**TASK**
From the records below, copy every line that contains the word "pencil".
— START OF MATERIAL —
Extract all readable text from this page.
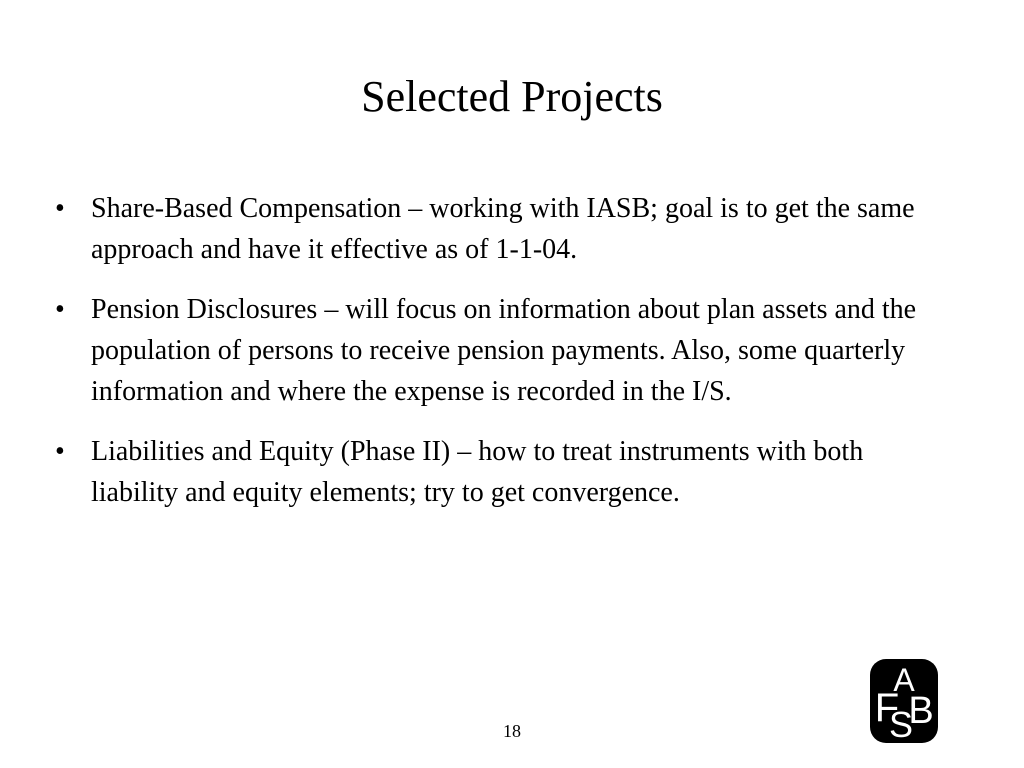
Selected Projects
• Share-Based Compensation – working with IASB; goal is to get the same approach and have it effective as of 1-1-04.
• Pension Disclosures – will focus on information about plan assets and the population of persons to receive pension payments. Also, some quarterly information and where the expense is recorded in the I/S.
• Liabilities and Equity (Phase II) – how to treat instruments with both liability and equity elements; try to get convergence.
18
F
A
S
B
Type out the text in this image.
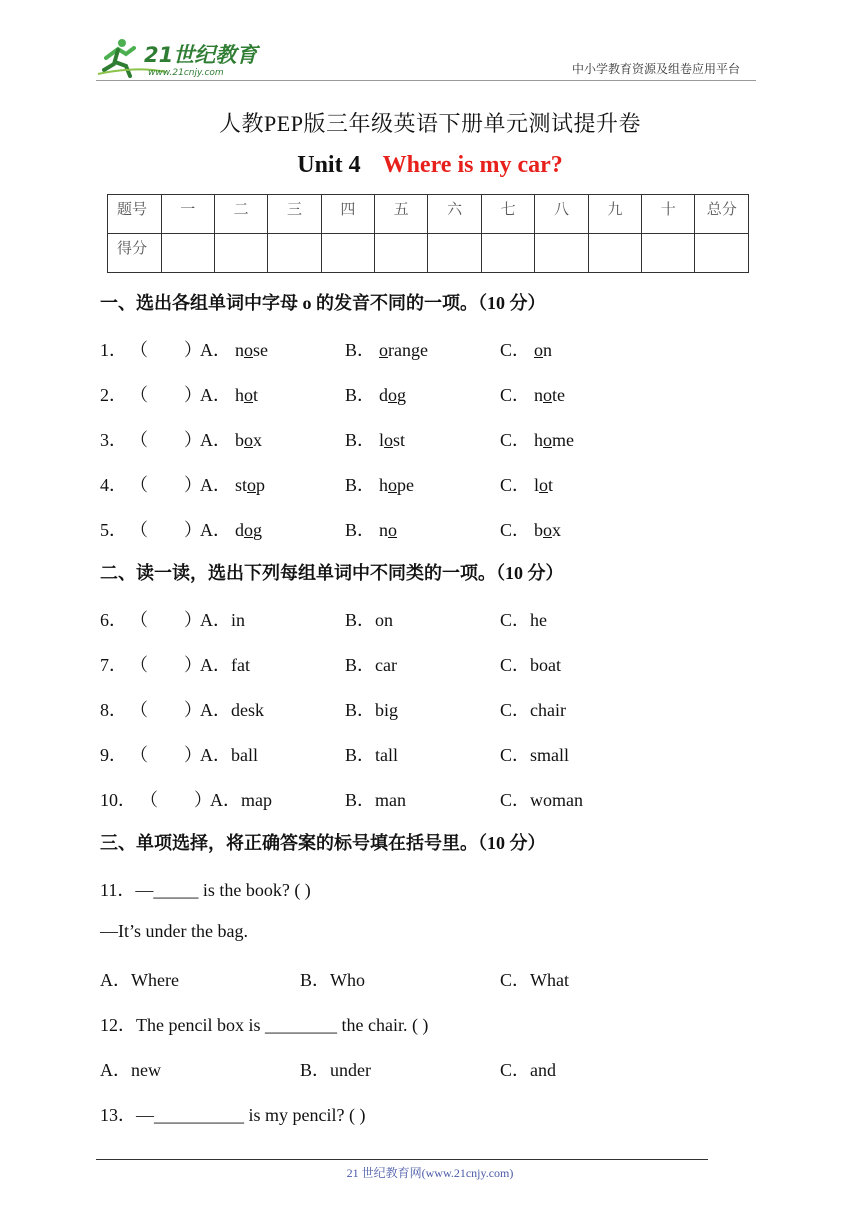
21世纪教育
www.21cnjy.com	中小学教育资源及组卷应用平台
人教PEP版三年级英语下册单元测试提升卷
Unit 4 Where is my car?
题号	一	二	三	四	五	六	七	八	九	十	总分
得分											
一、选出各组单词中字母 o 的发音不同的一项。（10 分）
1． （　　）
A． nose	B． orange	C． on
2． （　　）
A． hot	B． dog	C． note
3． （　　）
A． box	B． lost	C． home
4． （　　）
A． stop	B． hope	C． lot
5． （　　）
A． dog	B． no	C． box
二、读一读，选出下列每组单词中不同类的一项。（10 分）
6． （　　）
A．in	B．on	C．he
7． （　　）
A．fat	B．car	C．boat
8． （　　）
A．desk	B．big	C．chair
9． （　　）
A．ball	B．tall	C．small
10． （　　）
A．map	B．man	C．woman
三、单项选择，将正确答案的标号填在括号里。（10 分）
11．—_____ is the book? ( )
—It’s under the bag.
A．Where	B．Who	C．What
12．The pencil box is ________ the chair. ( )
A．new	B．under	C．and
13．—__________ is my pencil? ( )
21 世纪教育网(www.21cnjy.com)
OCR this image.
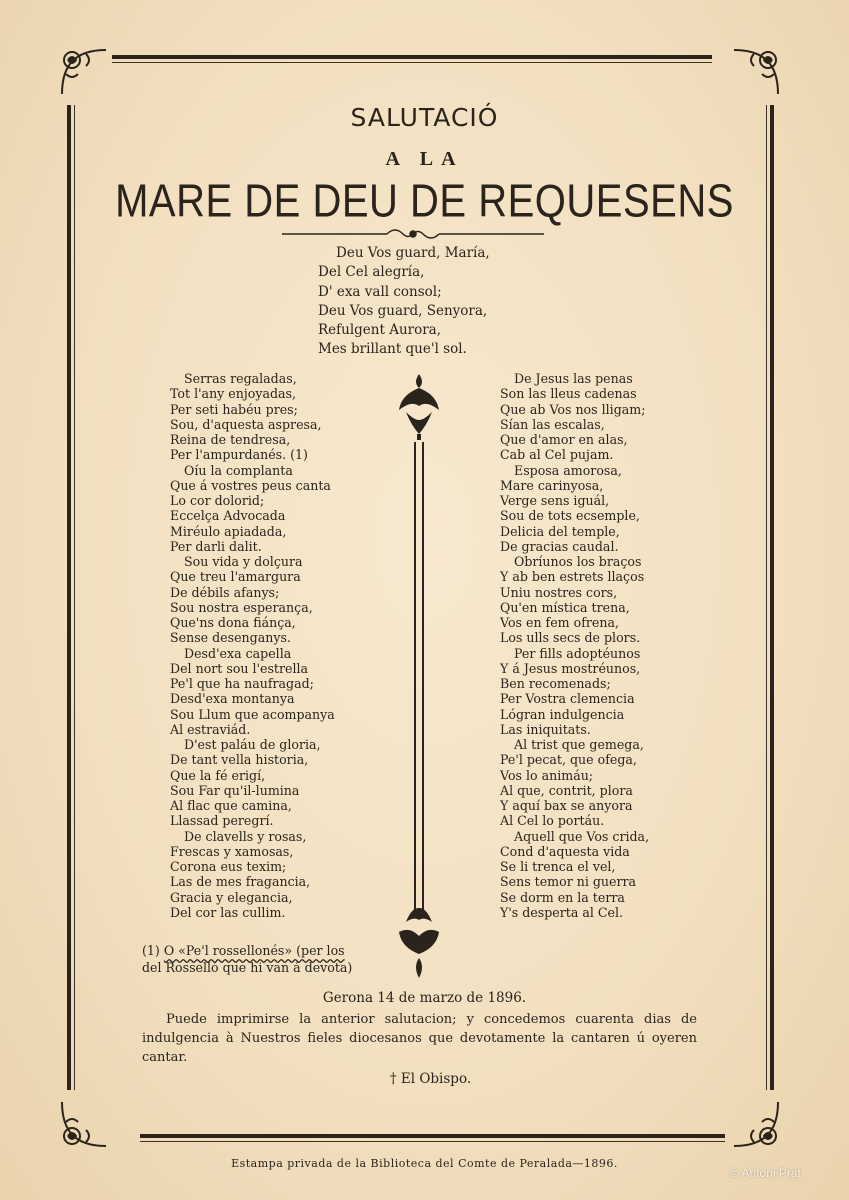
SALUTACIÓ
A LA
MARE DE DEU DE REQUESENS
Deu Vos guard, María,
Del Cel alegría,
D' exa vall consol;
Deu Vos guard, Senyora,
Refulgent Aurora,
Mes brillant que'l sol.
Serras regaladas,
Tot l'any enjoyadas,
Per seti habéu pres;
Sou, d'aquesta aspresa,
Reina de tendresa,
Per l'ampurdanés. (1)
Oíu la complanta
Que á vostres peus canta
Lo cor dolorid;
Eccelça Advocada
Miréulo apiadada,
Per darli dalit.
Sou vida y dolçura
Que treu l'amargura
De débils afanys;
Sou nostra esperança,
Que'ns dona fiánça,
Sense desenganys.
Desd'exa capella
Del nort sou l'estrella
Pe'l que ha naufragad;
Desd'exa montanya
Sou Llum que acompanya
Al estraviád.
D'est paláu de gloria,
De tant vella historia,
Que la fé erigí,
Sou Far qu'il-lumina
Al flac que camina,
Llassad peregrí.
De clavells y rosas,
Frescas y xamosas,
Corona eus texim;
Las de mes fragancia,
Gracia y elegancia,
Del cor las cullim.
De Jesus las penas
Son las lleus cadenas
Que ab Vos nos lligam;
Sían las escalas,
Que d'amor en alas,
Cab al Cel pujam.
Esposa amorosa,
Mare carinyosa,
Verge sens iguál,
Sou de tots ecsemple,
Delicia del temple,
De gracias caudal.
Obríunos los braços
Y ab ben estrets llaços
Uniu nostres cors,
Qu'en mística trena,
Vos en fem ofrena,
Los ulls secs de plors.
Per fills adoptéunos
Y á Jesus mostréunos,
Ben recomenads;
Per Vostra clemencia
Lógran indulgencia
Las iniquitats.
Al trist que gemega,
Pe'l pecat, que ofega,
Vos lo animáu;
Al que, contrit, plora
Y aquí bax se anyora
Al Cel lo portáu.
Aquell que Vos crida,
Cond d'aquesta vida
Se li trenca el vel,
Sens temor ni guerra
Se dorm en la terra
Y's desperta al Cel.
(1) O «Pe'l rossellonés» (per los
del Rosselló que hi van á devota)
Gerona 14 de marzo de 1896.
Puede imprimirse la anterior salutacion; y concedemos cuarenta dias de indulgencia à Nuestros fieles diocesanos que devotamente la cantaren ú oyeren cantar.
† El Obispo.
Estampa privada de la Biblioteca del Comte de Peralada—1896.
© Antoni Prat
— END OF MATERIAL —
— START OF MATERIAL —
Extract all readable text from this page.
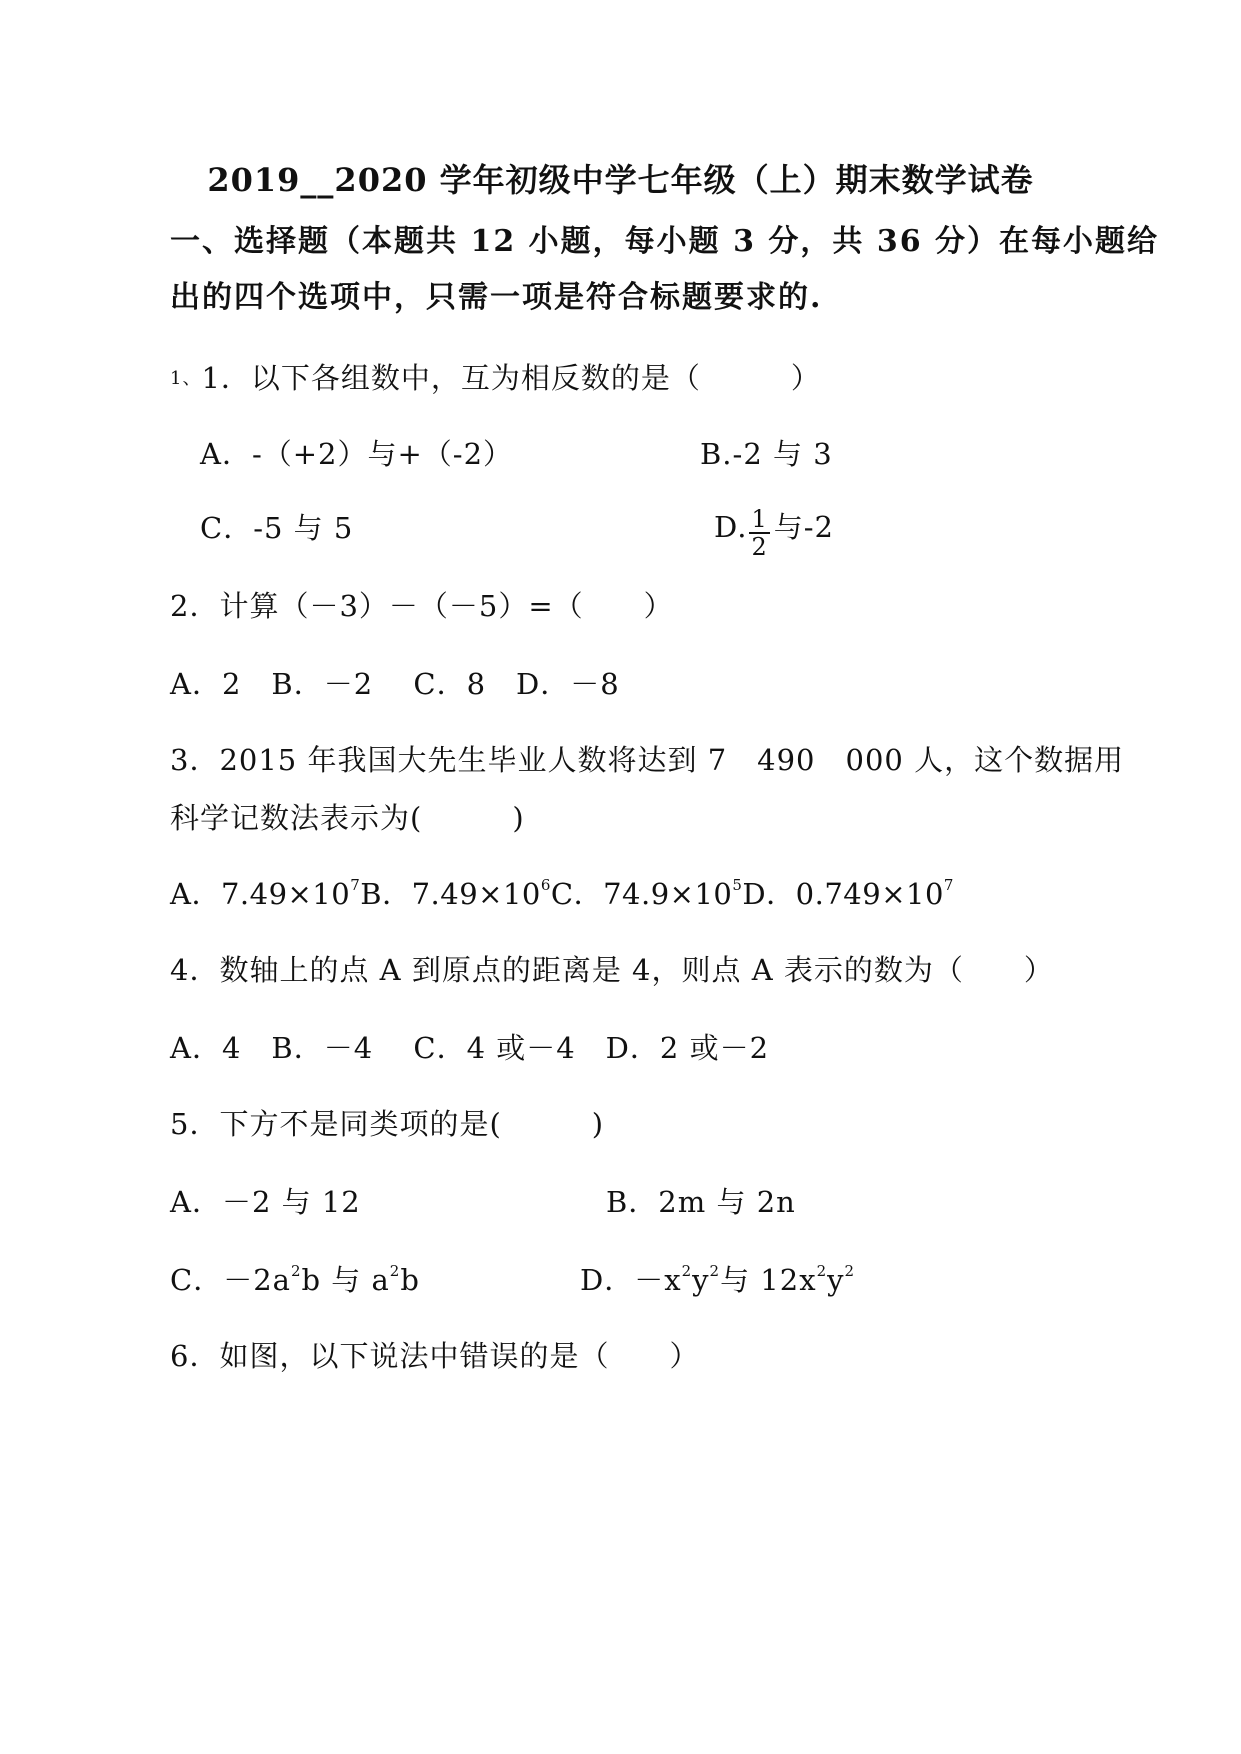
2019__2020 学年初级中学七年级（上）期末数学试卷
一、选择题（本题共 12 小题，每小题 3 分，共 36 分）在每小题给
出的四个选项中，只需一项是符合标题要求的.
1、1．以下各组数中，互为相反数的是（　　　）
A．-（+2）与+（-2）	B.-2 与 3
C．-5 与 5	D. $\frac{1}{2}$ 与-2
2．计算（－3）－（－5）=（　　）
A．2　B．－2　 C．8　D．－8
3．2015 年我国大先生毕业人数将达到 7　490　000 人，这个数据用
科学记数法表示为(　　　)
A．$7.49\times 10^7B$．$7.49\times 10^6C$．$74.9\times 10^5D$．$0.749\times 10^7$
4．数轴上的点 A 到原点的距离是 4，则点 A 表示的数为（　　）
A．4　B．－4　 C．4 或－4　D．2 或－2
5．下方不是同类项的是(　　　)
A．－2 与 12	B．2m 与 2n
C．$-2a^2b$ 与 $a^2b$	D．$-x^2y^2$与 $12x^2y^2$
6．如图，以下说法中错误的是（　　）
— END OF MATERIAL —
**EXPECTED ANSWER**
12．The pencil box is ________ the chair. ( )
13．—__________ is my pencil? ( )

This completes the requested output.